▸ **Task statement**
Repeat all the records exactly, omitting pictures.
##############################
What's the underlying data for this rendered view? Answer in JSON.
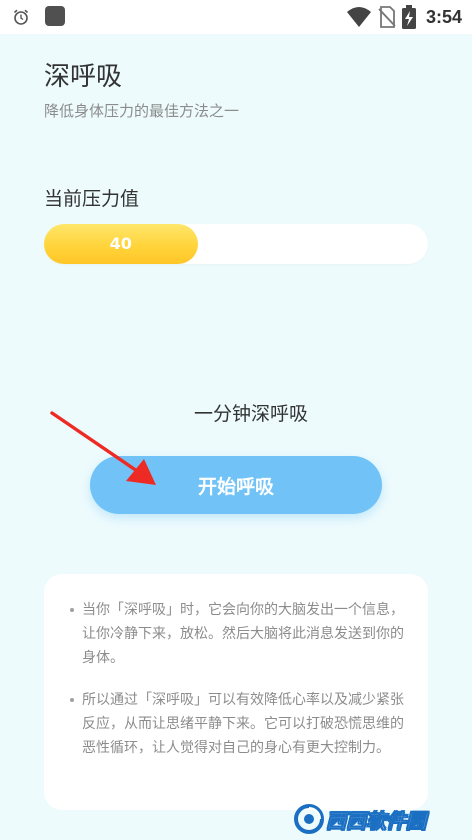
{
  "status_bar": {
    "time": "3:54",
    "icons": [
      "alarm-icon",
      "app-notification-icon",
      "wifi-icon",
      "no-sim-icon",
      "battery-charging-icon"
    ]
  },
  "page": {
    "title": "深呼吸",
    "subtitle": "降低身体压力的最佳方法之一"
  },
  "stress": {
    "label": "当前压力值",
    "value": "40",
    "fraction": 0.4,
    "fill_color": "#ffd43b"
  },
  "session": {
    "label": "一分钟深呼吸",
    "start_button": "开始呼吸",
    "button_color": "#71c3f7"
  },
  "info": {
    "items": [
      "当你「深呼吸」时，它会向你的大脑发出一个信息，让你冷静下来，放松。然后大脑将此消息发送到你的身体。",
      "所以通过「深呼吸」可以有效降低心率以及减少紧张反应，从而让思绪平静下来。它可以打破恐慌思维的恶性循环，让人觉得对自己的身心有更大控制力。"
    ]
  },
  "annotation": {
    "arrow_color": "#ee2a24"
  },
  "watermark": {
    "text": "西西软件园"
  }
}
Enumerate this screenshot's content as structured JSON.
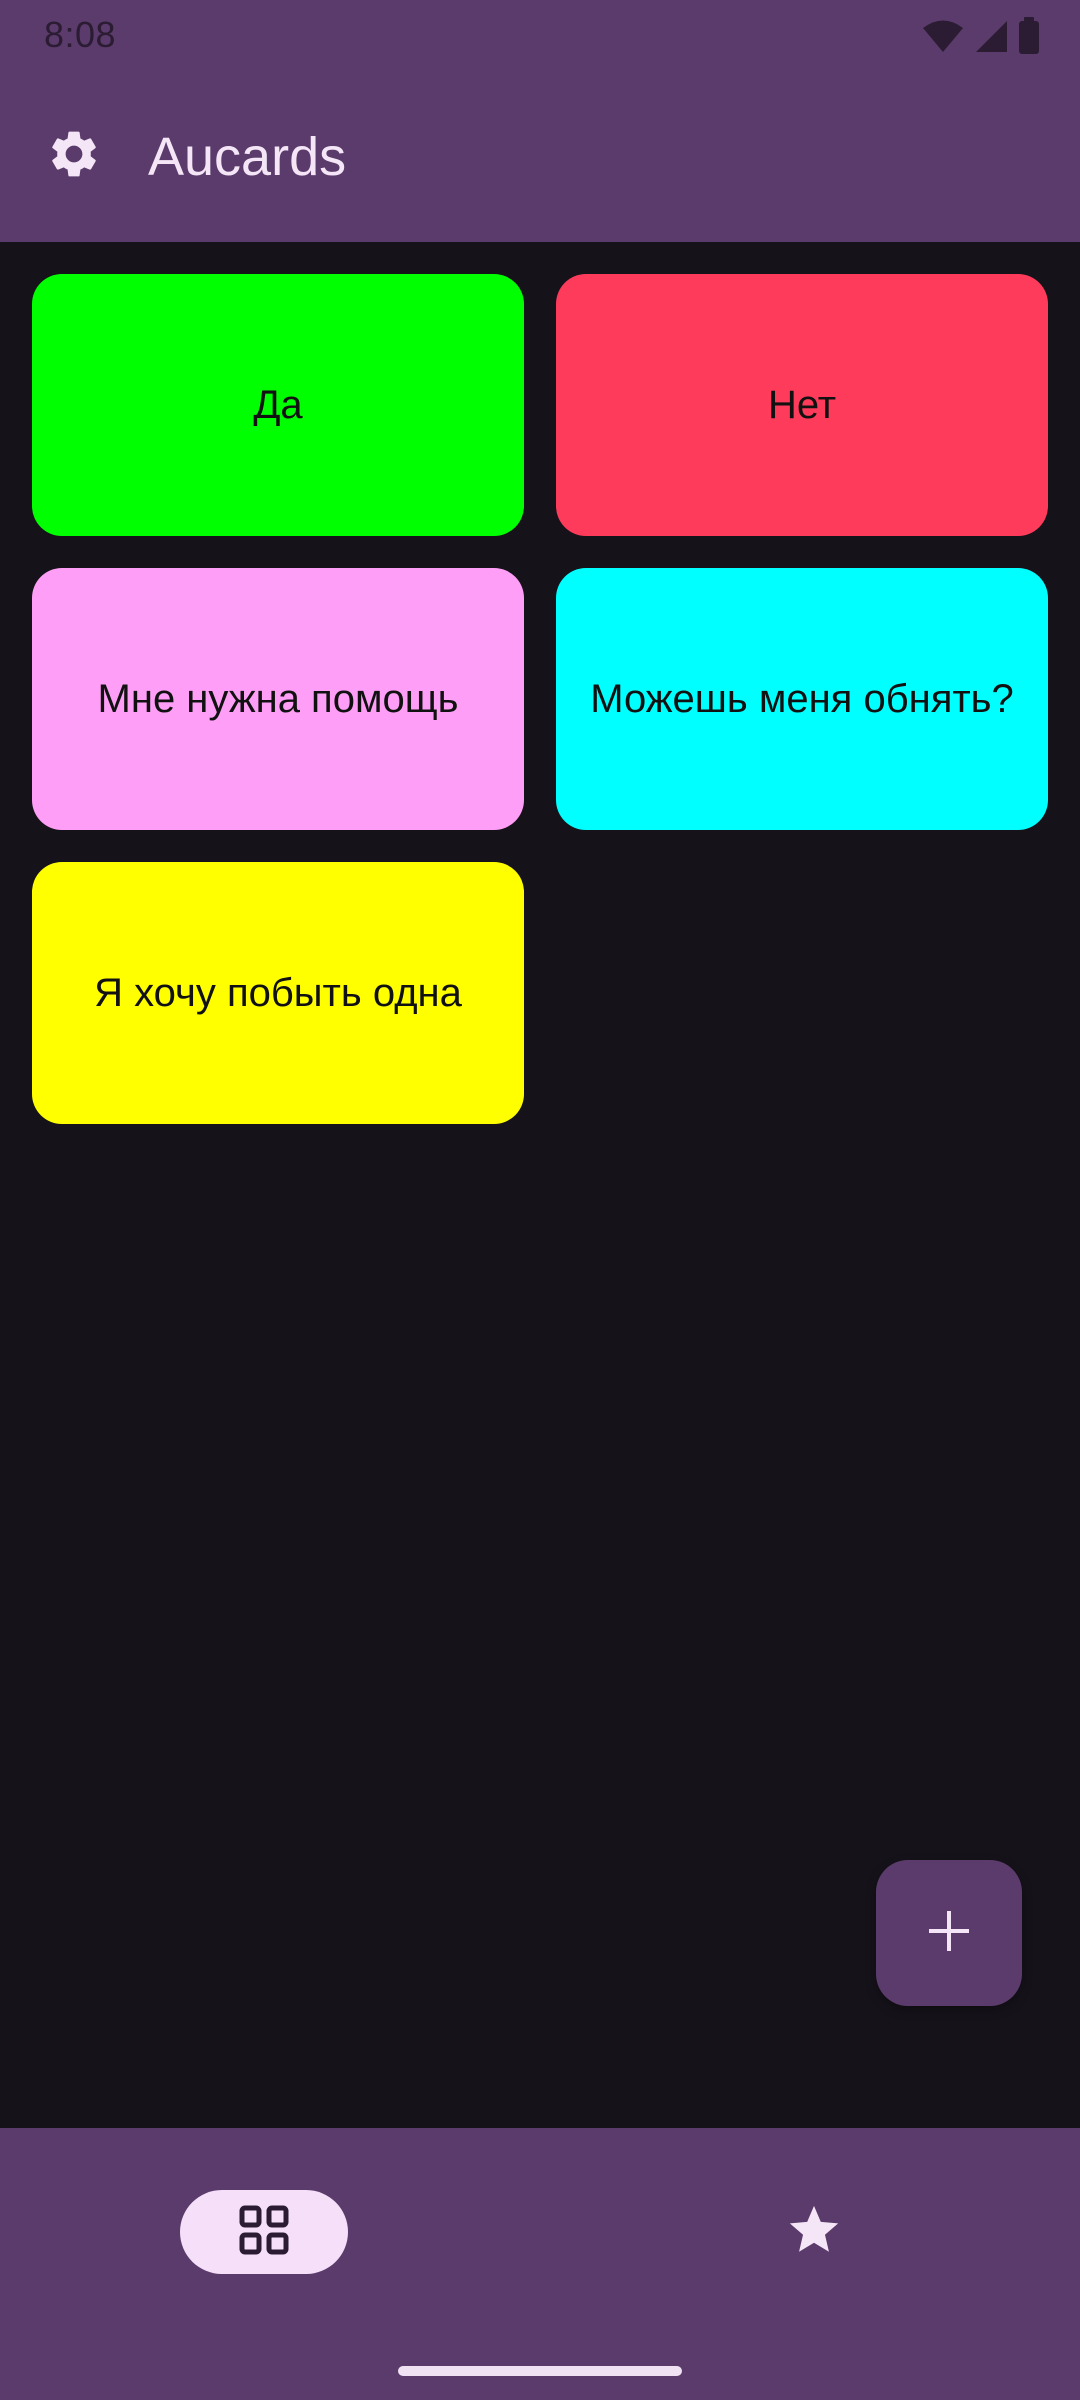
{
  "status_bar": {
    "time": "8:08",
    "icons": [
      "wifi-icon",
      "cell-signal-icon",
      "battery-icon"
    ]
  },
  "app_bar": {
    "title": "Aucards",
    "settings_icon": "gear-icon"
  },
  "cards": [
    {
      "label": "Да",
      "color": "#00ff00"
    },
    {
      "label": "Нет",
      "color": "#ff3b5c"
    },
    {
      "label": "Мне нужна помощь",
      "color": "#ff9ef6"
    },
    {
      "label": "Можешь меня обнять?",
      "color": "#00ffff"
    },
    {
      "label": "Я хочу побыть одна",
      "color": "#ffff00"
    }
  ],
  "fab": {
    "icon": "plus-icon"
  },
  "bottom_nav": {
    "items": [
      {
        "icon": "grid-icon",
        "selected": true
      },
      {
        "icon": "star-icon",
        "selected": false
      }
    ]
  },
  "colors": {
    "surface": "#5b3b6c",
    "background": "#16121a",
    "on_surface": "#f4e6f6",
    "nav_indicator": "#f6dff8"
  }
}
##############################
▸ **Finished answer**
What's the underlying data for this rendered view? Answer in JSON.
{
  "status_bar": {
    "time": "3:54",
    "icons": [
      "alarm-icon",
      "app-notification-icon",
      "wifi-icon",
      "no-sim-icon",
      "battery-charging-icon"
    ]
  },
  "page": {
    "title": "深呼吸",
    "subtitle": "降低身体压力的最佳方法之一"
  },
  "stress": {
    "label": "当前压力值",
    "value": "40",
    "fraction": 0.4,
    "fill_color": "#ffd43b"
  },
  "session": {
    "label": "一分钟深呼吸",
    "start_button": "开始呼吸",
    "button_color": "#71c3f7"
  },
  "info": {
    "items": [
      "当你「深呼吸」时，它会向你的大脑发出一个信息，让你冷静下来，放松。然后大脑将此消息发送到你的身体。",
      "所以通过「深呼吸」可以有效降低心率以及减少紧张反应，从而让思绪平静下来。它可以打破恐慌思维的恶性循环，让人觉得对自己的身心有更大控制力。"
    ]
  },
  "annotation": {
    "arrow_color": "#ee2a24"
  },
  "watermark": {
    "text": "西西软件园"
  }
}
Enumerate this screenshot's content as structured JSON.
{
  "status_bar": {
    "time": "8:08",
    "icons": [
      "wifi-icon",
      "cell-signal-icon",
      "battery-icon"
    ]
  },
  "app_bar": {
    "title": "Aucards",
    "settings_icon": "gear-icon"
  },
  "cards": [
    {
      "label": "Да",
      "color": "#00ff00"
    },
    {
      "label": "Нет",
      "color": "#ff3b5c"
    },
    {
      "label": "Мне нужна помощь",
      "color": "#ff9ef6"
    },
    {
      "label": "Можешь меня обнять?",
      "color": "#00ffff"
    },
    {
      "label": "Я хочу побыть одна",
      "color": "#ffff00"
    }
  ],
  "fab": {
    "icon": "plus-icon"
  },
  "bottom_nav": {
    "items": [
      {
        "icon": "grid-icon",
        "selected": true
      },
      {
        "icon": "star-icon",
        "selected": false
      }
    ]
  },
  "colors": {
    "surface": "#5b3b6c",
    "background": "#16121a",
    "on_surface": "#f4e6f6",
    "nav_indicator": "#f6dff8"
  }
}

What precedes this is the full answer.